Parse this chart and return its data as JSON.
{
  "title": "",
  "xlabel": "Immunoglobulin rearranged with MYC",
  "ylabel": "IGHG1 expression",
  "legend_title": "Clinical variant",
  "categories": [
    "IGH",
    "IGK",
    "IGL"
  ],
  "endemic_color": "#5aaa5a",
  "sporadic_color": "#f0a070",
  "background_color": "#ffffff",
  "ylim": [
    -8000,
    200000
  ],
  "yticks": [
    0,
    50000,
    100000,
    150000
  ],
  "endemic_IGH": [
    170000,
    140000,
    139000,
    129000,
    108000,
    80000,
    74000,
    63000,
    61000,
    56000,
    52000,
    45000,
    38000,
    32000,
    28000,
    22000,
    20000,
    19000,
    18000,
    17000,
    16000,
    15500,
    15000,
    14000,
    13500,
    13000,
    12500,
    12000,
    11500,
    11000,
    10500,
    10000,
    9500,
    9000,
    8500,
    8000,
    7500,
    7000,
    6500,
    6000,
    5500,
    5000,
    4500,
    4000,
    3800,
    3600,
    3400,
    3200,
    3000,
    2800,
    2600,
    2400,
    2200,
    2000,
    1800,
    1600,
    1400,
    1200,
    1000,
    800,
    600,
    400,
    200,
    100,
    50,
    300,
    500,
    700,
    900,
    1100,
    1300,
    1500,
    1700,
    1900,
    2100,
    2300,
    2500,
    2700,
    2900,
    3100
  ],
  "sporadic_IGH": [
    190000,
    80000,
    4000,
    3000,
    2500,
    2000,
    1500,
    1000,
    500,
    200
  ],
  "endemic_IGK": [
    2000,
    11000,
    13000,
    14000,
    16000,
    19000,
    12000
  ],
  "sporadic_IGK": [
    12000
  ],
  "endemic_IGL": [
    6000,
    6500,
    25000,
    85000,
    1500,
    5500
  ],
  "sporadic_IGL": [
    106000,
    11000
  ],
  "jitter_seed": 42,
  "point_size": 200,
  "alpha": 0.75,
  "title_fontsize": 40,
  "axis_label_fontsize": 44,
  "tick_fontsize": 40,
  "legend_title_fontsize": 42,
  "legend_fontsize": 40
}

TASK DESCRIPTION: Take the entries and copy them out exactly.

WRITTEN REPLY:
Parse this chart and return its data as JSON.
{
  "title": "",
  "xlabel": "Immunoglobulin rearranged with MYC",
  "ylabel": "IGHG1 expression",
  "legend_title": "Clinical variant",
  "categories": [
    "IGH",
    "IGK",
    "IGL"
  ],
  "endemic_color": "#5aaa5a",
  "sporadic_color": "#f0a070",
  "background_color": "#ffffff",
  "ylim": [
    -8000,
    200000
  ],
  "yticks": [
    0,
    50000,
    100000,
    150000
  ],
  "endemic_IGH": [
    170000,
    140000,
    139000,
    129000,
    108000,
    80000,
    74000,
    63000,
    61000,
    56000,
    52000,
    45000,
    38000,
    32000,
    28000,
    22000,
    20000,
    19000,
    18000,
    17000,
    16000,
    15500,
    15000,
    14000,
    13500,
    13000,
    12500,
    12000,
    11500,
    11000,
    10500,
    10000,
    9500,
    9000,
    8500,
    8000,
    7500,
    7000,
    6500,
    6000,
    5500,
    5000,
    4500,
    4000,
    3800,
    3600,
    3400,
    3200,
    3000,
    2800,
    2600,
    2400,
    2200,
    2000,
    1800,
    1600,
    1400,
    1200,
    1000,
    800,
    600,
    400,
    200,
    100,
    50,
    300,
    500,
    700,
    900,
    1100,
    1300,
    1500,
    1700,
    1900,
    2100,
    2300,
    2500,
    2700,
    2900,
    3100
  ],
  "sporadic_IGH": [
    190000,
    80000,
    4000,
    3000,
    2500,
    2000,
    1500,
    1000,
    500,
    200
  ],
  "endemic_IGK": [
    2000,
    11000,
    13000,
    14000,
    16000,
    19000,
    12000
  ],
  "sporadic_IGK": [
    12000
  ],
  "endemic_IGL": [
    6000,
    6500,
    25000,
    85000,
    1500,
    5500
  ],
  "sporadic_IGL": [
    106000,
    11000
  ],
  "jitter_seed": 42,
  "point_size": 200,
  "alpha": 0.75,
  "title_fontsize": 40,
  "axis_label_fontsize": 44,
  "tick_fontsize": 40,
  "legend_title_fontsize": 42,
  "legend_fontsize": 40
}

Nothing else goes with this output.